Supplied records:

● ● ● ●

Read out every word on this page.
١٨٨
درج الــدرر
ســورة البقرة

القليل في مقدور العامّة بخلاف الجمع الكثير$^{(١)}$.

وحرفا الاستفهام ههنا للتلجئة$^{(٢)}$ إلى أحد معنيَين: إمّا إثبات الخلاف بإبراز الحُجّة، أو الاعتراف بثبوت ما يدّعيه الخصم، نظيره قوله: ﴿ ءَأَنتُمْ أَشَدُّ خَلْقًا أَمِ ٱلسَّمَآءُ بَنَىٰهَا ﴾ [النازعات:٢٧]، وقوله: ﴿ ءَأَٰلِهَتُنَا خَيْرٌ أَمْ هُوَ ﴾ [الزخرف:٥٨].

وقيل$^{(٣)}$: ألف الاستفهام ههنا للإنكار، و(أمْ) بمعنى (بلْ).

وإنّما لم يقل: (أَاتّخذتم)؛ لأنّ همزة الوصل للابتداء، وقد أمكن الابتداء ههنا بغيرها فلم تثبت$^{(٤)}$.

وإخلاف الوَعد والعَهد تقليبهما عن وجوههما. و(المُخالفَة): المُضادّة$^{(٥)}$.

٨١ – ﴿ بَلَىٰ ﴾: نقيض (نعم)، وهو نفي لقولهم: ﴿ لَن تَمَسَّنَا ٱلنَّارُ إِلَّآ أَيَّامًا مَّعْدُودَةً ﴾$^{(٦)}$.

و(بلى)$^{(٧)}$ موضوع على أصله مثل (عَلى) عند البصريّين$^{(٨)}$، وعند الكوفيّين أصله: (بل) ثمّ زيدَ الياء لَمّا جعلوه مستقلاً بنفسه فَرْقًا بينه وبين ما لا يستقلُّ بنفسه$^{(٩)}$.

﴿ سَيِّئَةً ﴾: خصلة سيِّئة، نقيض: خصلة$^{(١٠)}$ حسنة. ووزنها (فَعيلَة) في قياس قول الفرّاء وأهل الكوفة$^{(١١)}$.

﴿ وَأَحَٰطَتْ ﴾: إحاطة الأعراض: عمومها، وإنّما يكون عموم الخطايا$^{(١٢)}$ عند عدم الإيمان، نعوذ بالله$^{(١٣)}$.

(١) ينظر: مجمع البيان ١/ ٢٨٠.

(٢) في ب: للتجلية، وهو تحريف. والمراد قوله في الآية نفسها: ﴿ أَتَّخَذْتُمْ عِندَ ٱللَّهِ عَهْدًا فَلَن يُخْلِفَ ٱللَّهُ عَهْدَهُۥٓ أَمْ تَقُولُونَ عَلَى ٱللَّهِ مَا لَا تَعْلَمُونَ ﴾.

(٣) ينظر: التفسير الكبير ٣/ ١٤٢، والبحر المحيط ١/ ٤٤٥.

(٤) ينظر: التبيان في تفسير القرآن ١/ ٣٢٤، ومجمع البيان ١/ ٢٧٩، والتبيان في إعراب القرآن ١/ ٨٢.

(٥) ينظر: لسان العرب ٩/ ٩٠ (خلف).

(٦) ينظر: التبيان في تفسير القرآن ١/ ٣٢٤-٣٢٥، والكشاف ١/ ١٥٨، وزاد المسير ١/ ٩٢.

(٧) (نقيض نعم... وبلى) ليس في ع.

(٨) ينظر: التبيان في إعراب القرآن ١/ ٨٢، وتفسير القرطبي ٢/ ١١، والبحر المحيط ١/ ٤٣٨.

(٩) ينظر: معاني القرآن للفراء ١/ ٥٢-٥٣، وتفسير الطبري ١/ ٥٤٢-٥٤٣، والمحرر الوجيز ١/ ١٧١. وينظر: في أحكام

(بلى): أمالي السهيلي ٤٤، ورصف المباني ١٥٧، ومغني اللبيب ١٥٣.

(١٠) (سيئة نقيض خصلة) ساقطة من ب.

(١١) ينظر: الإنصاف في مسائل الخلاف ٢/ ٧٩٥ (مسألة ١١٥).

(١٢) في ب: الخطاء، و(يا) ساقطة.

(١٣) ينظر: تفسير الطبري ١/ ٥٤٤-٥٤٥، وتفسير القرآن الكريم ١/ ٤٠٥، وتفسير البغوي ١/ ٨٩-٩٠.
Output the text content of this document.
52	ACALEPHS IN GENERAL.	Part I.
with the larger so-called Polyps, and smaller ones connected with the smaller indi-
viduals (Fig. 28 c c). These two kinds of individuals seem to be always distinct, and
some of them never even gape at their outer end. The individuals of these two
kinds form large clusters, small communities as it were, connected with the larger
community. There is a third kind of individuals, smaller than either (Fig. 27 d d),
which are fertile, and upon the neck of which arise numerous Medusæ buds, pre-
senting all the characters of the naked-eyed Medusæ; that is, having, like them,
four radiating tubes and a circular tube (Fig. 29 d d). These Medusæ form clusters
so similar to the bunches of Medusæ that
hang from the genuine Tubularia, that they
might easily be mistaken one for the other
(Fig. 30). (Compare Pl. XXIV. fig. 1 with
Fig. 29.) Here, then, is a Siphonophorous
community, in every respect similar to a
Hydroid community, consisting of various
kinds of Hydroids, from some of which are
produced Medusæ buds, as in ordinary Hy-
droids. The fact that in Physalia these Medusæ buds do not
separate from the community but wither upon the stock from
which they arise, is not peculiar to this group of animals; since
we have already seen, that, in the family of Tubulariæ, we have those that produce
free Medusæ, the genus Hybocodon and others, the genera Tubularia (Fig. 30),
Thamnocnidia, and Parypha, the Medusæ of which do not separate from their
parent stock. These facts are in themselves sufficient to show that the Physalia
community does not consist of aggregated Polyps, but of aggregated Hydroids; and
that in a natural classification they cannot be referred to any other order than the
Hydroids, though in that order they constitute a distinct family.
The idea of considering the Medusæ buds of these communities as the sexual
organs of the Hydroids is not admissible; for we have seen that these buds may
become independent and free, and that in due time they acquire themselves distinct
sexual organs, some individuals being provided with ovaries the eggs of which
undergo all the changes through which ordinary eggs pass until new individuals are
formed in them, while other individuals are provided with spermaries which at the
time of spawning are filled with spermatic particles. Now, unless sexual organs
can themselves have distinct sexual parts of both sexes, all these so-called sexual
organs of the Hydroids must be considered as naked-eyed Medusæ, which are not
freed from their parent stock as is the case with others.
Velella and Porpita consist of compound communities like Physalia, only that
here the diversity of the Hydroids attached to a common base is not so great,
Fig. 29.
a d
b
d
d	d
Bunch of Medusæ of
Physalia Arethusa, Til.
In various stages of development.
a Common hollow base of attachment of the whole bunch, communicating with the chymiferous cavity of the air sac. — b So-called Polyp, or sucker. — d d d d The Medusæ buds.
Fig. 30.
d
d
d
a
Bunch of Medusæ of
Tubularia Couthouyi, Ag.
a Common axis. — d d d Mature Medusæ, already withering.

● ● ● ●

Goal: Without changing a word, restate the whole listing.

Right answer:
Read out every word on this page.
١٨٨
درج الــدرر
ســورة البقرة

القليل في مقدور العامّة بخلاف الجمع الكثير$^{(١)}$.

وحرفا الاستفهام ههنا للتلجئة$^{(٢)}$ إلى أحد معنيَين: إمّا إثبات الخلاف بإبراز الحُجّة، أو الاعتراف بثبوت ما يدّعيه الخصم، نظيره قوله: ﴿ ءَأَنتُمْ أَشَدُّ خَلْقًا أَمِ ٱلسَّمَآءُ بَنَىٰهَا ﴾ [النازعات:٢٧]، وقوله: ﴿ ءَأَٰلِهَتُنَا خَيْرٌ أَمْ هُوَ ﴾ [الزخرف:٥٨].

وقيل$^{(٣)}$: ألف الاستفهام ههنا للإنكار، و(أمْ) بمعنى (بلْ).

وإنّما لم يقل: (أَاتّخذتم)؛ لأنّ همزة الوصل للابتداء، وقد أمكن الابتداء ههنا بغيرها فلم تثبت$^{(٤)}$.

وإخلاف الوَعد والعَهد تقليبهما عن وجوههما. و(المُخالفَة): المُضادّة$^{(٥)}$.

٨١ – ﴿ بَلَىٰ ﴾: نقيض (نعم)، وهو نفي لقولهم: ﴿ لَن تَمَسَّنَا ٱلنَّارُ إِلَّآ أَيَّامًا مَّعْدُودَةً ﴾$^{(٦)}$.

و(بلى)$^{(٧)}$ موضوع على أصله مثل (عَلى) عند البصريّين$^{(٨)}$، وعند الكوفيّين أصله: (بل) ثمّ زيدَ الياء لَمّا جعلوه مستقلاً بنفسه فَرْقًا بينه وبين ما لا يستقلُّ بنفسه$^{(٩)}$.

﴿ سَيِّئَةً ﴾: خصلة سيِّئة، نقيض: خصلة$^{(١٠)}$ حسنة. ووزنها (فَعيلَة) في قياس قول الفرّاء وأهل الكوفة$^{(١١)}$.

﴿ وَأَحَٰطَتْ ﴾: إحاطة الأعراض: عمومها، وإنّما يكون عموم الخطايا$^{(١٢)}$ عند عدم الإيمان، نعوذ بالله$^{(١٣)}$.

(١) ينظر: مجمع البيان ١/ ٢٨٠.

(٢) في ب: للتجلية، وهو تحريف. والمراد قوله في الآية نفسها: ﴿ أَتَّخَذْتُمْ عِندَ ٱللَّهِ عَهْدًا فَلَن يُخْلِفَ ٱللَّهُ عَهْدَهُۥٓ أَمْ تَقُولُونَ عَلَى ٱللَّهِ مَا لَا تَعْلَمُونَ ﴾.

(٣) ينظر: التفسير الكبير ٣/ ١٤٢، والبحر المحيط ١/ ٤٤٥.

(٤) ينظر: التبيان في تفسير القرآن ١/ ٣٢٤، ومجمع البيان ١/ ٢٧٩، والتبيان في إعراب القرآن ١/ ٨٢.

(٥) ينظر: لسان العرب ٩/ ٩٠ (خلف).

(٦) ينظر: التبيان في تفسير القرآن ١/ ٣٢٤-٣٢٥، والكشاف ١/ ١٥٨، وزاد المسير ١/ ٩٢.

(٧) (نقيض نعم... وبلى) ليس في ع.

(٨) ينظر: التبيان في إعراب القرآن ١/ ٨٢، وتفسير القرطبي ٢/ ١١، والبحر المحيط ١/ ٤٣٨.

(٩) ينظر: معاني القرآن للفراء ١/ ٥٢-٥٣، وتفسير الطبري ١/ ٥٤٢-٥٤٣، والمحرر الوجيز ١/ ١٧١. وينظر: في أحكام

(بلى): أمالي السهيلي ٤٤، ورصف المباني ١٥٧، ومغني اللبيب ١٥٣.

(١٠) (سيئة نقيض خصلة) ساقطة من ب.

(١١) ينظر: الإنصاف في مسائل الخلاف ٢/ ٧٩٥ (مسألة ١١٥).

(١٢) في ب: الخطاء، و(يا) ساقطة.

(١٣) ينظر: تفسير الطبري ١/ ٥٤٤-٥٤٥، وتفسير القرآن الكريم ١/ ٤٠٥، وتفسير البغوي ١/ ٨٩-٩٠.
Output the text content of this document.
52	ACALEPHS IN GENERAL.	Part I.
with the larger so-called Polyps, and smaller ones connected with the smaller indi-
viduals (Fig. 28 c c). These two kinds of individuals seem to be always distinct, and
some of them never even gape at their outer end. The individuals of these two
kinds form large clusters, small communities as it were, connected with the larger
community. There is a third kind of individuals, smaller than either (Fig. 27 d d),
which are fertile, and upon the neck of which arise numerous Medusæ buds, pre-
senting all the characters of the naked-eyed Medusæ; that is, having, like them,
four radiating tubes and a circular tube (Fig. 29 d d). These Medusæ form clusters
so similar to the bunches of Medusæ that
hang from the genuine Tubularia, that they
might easily be mistaken one for the other
(Fig. 30). (Compare Pl. XXIV. fig. 1 with
Fig. 29.) Here, then, is a Siphonophorous
community, in every respect similar to a
Hydroid community, consisting of various
kinds of Hydroids, from some of which are
produced Medusæ buds, as in ordinary Hy-
droids. The fact that in Physalia these Medusæ buds do not
separate from the community but wither upon the stock from
which they arise, is not peculiar to this group of animals; since
we have already seen, that, in the family of Tubulariæ, we have those that produce
free Medusæ, the genus Hybocodon and others, the genera Tubularia (Fig. 30),
Thamnocnidia, and Parypha, the Medusæ of which do not separate from their
parent stock. These facts are in themselves sufficient to show that the Physalia
community does not consist of aggregated Polyps, but of aggregated Hydroids; and
that in a natural classification they cannot be referred to any other order than the
Hydroids, though in that order they constitute a distinct family.
The idea of considering the Medusæ buds of these communities as the sexual
organs of the Hydroids is not admissible; for we have seen that these buds may
become independent and free, and that in due time they acquire themselves distinct
sexual organs, some individuals being provided with ovaries the eggs of which
undergo all the changes through which ordinary eggs pass until new individuals are
formed in them, while other individuals are provided with spermaries which at the
time of spawning are filled with spermatic particles. Now, unless sexual organs
can themselves have distinct sexual parts of both sexes, all these so-called sexual
organs of the Hydroids must be considered as naked-eyed Medusæ, which are not
freed from their parent stock as is the case with others.
Velella and Porpita consist of compound communities like Physalia, only that
here the diversity of the Hydroids attached to a common base is not so great,
Fig. 29.
a d
b
d
d	d
Bunch of Medusæ of
Physalia Arethusa, Til.
In various stages of development.
a Common hollow base of attachment of the whole bunch, communicating with the chymiferous cavity of the air sac. — b So-called Polyp, or sucker. — d d d d The Medusæ buds.
Fig. 30.
d
d
d
a
Bunch of Medusæ of
Tubularia Couthouyi, Ag.
a Common axis. — d d d Mature Medusæ, already withering.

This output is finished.